| WRITTEN INSTRUCTION |
Lines holding the string "Ctrl" are the ones to copy from this listing.

-- Start DATA SUPPLIED --

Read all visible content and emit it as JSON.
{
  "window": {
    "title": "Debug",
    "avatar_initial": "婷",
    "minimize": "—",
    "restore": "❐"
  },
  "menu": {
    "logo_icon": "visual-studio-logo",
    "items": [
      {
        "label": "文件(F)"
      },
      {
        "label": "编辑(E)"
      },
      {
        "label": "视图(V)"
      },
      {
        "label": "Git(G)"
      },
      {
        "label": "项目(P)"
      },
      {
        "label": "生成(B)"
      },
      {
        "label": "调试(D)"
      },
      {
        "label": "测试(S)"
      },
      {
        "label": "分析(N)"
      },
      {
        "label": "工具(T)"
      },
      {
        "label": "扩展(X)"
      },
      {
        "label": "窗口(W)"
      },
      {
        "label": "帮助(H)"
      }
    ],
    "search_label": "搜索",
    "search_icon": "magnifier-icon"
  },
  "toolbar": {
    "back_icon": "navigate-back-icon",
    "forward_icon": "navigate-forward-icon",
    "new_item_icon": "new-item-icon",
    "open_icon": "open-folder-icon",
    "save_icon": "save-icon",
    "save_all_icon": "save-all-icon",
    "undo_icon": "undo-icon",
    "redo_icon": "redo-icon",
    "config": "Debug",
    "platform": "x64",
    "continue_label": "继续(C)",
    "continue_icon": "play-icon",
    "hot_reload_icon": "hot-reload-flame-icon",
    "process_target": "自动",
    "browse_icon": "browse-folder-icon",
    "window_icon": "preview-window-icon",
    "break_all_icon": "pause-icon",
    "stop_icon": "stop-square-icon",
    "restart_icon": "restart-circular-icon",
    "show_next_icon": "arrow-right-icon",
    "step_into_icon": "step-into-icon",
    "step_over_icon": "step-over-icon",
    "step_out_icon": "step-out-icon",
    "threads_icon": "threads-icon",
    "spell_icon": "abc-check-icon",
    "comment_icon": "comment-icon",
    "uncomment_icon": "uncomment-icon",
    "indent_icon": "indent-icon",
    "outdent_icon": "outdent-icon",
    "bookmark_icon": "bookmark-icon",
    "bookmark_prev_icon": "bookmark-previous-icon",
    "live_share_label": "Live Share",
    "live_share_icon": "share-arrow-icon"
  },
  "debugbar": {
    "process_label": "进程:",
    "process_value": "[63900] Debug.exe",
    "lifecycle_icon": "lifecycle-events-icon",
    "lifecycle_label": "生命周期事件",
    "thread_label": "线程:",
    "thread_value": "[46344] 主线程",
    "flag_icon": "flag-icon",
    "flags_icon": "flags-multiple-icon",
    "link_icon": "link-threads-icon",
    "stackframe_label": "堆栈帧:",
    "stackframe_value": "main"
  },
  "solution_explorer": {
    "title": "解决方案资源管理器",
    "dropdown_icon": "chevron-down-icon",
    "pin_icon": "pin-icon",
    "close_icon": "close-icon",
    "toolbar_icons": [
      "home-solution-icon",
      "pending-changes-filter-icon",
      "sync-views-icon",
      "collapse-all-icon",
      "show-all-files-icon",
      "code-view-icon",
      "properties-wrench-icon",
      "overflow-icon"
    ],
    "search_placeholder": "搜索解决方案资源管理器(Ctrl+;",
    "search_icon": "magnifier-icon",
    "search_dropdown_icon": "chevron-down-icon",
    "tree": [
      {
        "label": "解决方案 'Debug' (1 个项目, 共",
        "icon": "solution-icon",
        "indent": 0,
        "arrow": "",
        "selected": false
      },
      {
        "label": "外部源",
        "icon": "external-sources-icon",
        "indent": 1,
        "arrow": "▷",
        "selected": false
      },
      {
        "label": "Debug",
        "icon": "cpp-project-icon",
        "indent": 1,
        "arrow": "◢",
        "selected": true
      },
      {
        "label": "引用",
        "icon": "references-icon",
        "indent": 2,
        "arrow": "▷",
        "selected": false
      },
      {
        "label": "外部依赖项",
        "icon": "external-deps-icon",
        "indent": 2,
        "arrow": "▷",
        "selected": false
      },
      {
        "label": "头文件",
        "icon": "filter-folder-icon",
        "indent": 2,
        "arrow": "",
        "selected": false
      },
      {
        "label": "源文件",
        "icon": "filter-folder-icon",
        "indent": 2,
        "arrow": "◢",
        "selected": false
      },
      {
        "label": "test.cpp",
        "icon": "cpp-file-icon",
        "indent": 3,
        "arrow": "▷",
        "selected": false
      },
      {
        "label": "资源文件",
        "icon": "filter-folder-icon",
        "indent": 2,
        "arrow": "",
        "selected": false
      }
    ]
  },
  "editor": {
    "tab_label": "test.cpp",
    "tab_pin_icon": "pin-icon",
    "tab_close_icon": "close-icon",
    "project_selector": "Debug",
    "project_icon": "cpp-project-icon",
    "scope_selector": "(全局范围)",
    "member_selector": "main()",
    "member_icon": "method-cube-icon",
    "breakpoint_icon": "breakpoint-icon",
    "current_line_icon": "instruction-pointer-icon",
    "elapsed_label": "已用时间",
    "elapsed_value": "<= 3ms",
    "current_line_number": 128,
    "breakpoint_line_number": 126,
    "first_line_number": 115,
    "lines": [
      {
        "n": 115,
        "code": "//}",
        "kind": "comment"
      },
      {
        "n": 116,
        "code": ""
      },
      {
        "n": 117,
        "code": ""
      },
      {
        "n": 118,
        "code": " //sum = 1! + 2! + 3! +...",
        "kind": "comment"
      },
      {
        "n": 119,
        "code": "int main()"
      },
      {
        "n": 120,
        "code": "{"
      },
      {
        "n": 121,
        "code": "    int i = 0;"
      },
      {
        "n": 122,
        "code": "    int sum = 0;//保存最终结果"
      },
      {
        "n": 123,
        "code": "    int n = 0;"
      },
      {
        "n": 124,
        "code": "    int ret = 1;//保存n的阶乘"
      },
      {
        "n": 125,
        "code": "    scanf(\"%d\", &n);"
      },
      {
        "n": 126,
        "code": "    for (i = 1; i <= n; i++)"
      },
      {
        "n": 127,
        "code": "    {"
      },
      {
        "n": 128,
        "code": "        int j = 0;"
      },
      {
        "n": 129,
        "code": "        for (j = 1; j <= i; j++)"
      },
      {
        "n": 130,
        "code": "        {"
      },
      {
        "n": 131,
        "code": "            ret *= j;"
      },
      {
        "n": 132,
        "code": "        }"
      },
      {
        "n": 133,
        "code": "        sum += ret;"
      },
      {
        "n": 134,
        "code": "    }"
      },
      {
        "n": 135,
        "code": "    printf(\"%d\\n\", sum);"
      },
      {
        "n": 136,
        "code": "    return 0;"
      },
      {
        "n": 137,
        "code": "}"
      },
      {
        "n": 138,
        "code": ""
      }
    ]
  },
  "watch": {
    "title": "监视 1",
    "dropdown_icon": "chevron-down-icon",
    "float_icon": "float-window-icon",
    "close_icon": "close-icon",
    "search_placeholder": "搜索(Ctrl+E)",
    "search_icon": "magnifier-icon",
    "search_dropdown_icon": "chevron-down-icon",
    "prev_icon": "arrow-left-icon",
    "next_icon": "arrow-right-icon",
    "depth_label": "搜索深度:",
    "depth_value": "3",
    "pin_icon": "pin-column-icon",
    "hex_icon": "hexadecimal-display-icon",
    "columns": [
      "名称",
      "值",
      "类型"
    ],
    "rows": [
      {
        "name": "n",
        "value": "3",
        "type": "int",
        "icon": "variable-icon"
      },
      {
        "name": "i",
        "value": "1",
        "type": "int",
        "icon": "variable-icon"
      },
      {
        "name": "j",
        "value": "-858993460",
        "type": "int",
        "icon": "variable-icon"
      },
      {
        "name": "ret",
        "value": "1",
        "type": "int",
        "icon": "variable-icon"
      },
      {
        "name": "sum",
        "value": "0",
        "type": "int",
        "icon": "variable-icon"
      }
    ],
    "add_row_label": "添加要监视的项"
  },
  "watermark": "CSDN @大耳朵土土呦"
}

-- End DATA SUPPLIED --

| FINAL RESULT |
    "search_placeholder": "搜索解决方案资源管理器(Ctrl+;",
    "search_placeholder": "搜索(Ctrl+E)",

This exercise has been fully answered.